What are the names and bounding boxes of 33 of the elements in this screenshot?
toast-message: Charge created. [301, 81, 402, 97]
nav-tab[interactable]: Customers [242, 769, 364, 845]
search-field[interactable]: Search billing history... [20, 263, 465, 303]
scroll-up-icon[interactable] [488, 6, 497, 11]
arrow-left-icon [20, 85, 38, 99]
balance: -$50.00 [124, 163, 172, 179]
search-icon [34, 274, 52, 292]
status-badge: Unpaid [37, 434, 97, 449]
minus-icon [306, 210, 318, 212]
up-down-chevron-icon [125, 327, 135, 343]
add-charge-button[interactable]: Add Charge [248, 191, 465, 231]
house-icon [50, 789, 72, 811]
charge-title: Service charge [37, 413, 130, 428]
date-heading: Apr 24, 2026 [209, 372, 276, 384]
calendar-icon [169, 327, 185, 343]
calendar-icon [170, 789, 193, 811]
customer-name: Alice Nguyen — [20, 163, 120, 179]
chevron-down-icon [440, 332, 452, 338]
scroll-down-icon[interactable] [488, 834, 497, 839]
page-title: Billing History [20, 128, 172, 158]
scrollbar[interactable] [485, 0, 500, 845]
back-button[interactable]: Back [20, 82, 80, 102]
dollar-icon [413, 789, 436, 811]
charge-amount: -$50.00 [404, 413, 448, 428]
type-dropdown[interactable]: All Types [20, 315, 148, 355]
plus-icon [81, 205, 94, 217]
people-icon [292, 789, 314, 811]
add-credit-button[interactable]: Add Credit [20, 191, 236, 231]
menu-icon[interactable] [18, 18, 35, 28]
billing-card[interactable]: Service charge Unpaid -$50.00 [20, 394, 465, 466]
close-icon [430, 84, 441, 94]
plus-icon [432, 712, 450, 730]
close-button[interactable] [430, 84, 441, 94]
+===+
Give the lines from the start of the records through the line containing "search-icon [34, 274, 52, 292]" as a numbered list, leaving out any blank lines.

1. What are the names and bounding boxes of 33 of the elements in this screenshot?
2. toast-message: Charge created. [301, 81, 402, 97]
3. nav-tab[interactable]: Customers [242, 769, 364, 845]
4. search-field[interactable]: Search billing history... [20, 263, 465, 303]
5. scroll-up-icon[interactable] [488, 6, 497, 11]
6. arrow-left-icon [20, 85, 38, 99]
7. balance: -$50.00 [124, 163, 172, 179]
8. search-icon [34, 274, 52, 292]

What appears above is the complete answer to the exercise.